Figure record extracts:
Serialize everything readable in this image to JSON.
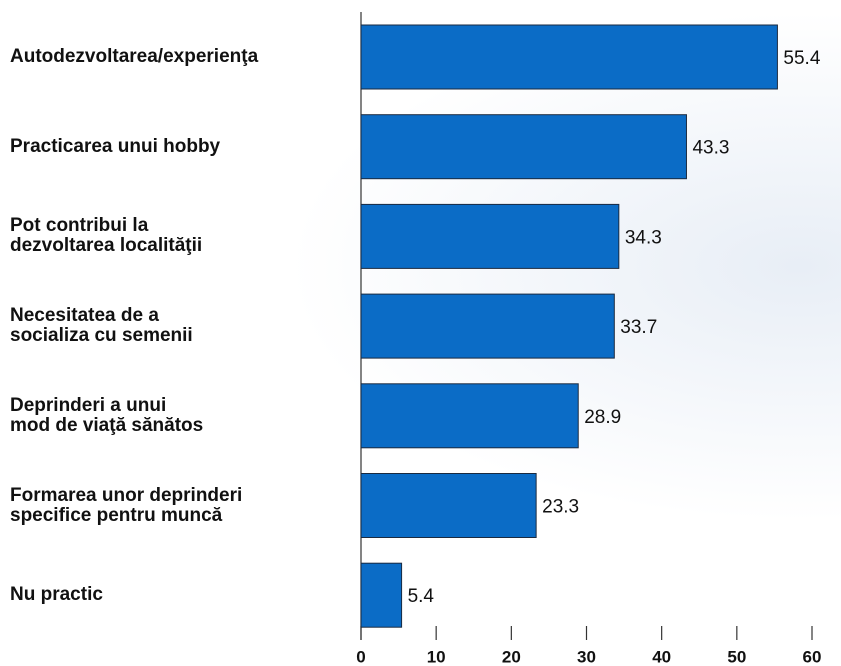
{
  "chart_data": {
    "type": "bar",
    "orientation": "horizontal",
    "categories": [
      "Autodezvoltarea/experienţa",
      "Practicarea unui hobby",
      "Pot contribui la\ndezvoltarea localităţii",
      "Necesitatea de a\nsocializa cu semenii",
      "Deprinderi a unui\nmod de viaţă sănătos",
      "Formarea unor deprinderi\nspecifice pentru muncă",
      "Nu practic"
    ],
    "values": [
      55.4,
      43.3,
      34.3,
      33.7,
      28.9,
      23.3,
      5.4
    ],
    "color": "#0b6cc6",
    "xlim": [
      0,
      60
    ],
    "xticks": [
      0,
      10,
      20,
      30,
      40,
      50,
      60
    ],
    "grid": false
  }
}
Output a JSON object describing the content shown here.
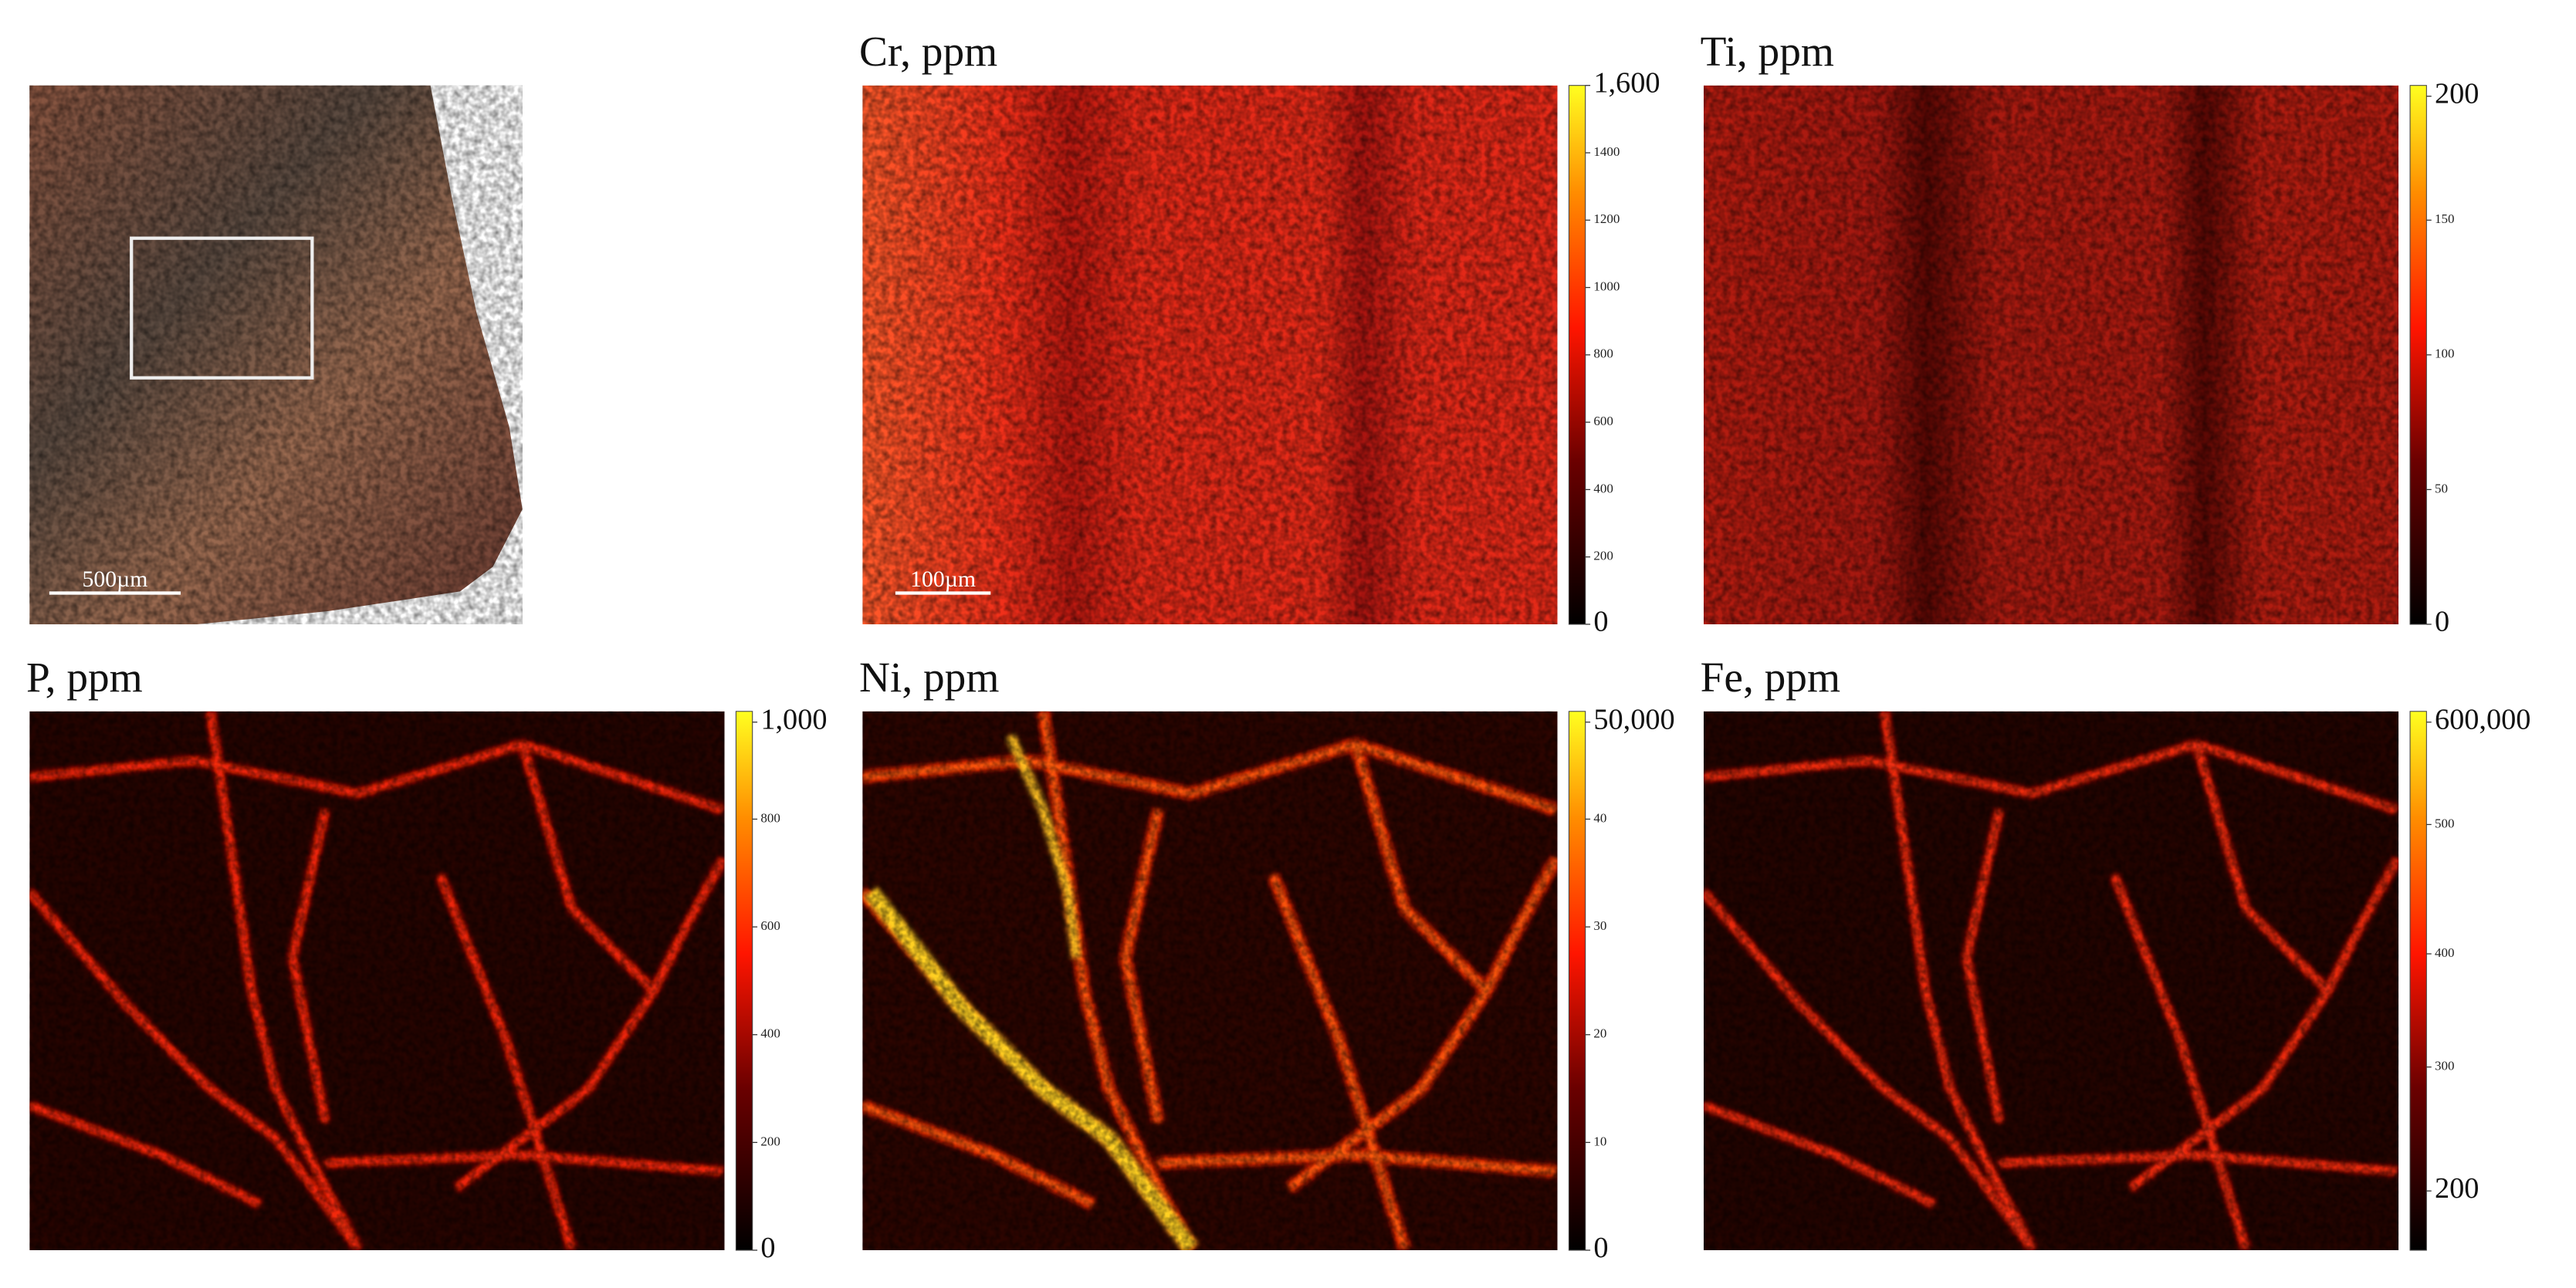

# Given request:
Copy out the records above in full, exactly as written, but not the pictures.

# The result:
Serialize everything readable in this image to JSON.
{
  "chart_data": {
    "type": "bar",
    "orientation": "horizontal",
    "categories": [
      "Autodezvoltarea/experienţa",
      "Practicarea unui hobby",
      "Pot contribui la\ndezvoltarea localităţii",
      "Necesitatea de a\nsocializa cu semenii",
      "Deprinderi a unui\nmod de viaţă sănătos",
      "Formarea unor deprinderi\nspecifice pentru muncă",
      "Nu practic"
    ],
    "values": [
      55.4,
      43.3,
      34.3,
      33.7,
      28.9,
      23.3,
      5.4
    ],
    "color": "#0b6cc6",
    "xlim": [
      0,
      60
    ],
    "xticks": [
      0,
      10,
      20,
      30,
      40,
      50,
      60
    ],
    "grid": false
  }
}
Output a JSON object describing the content shown here.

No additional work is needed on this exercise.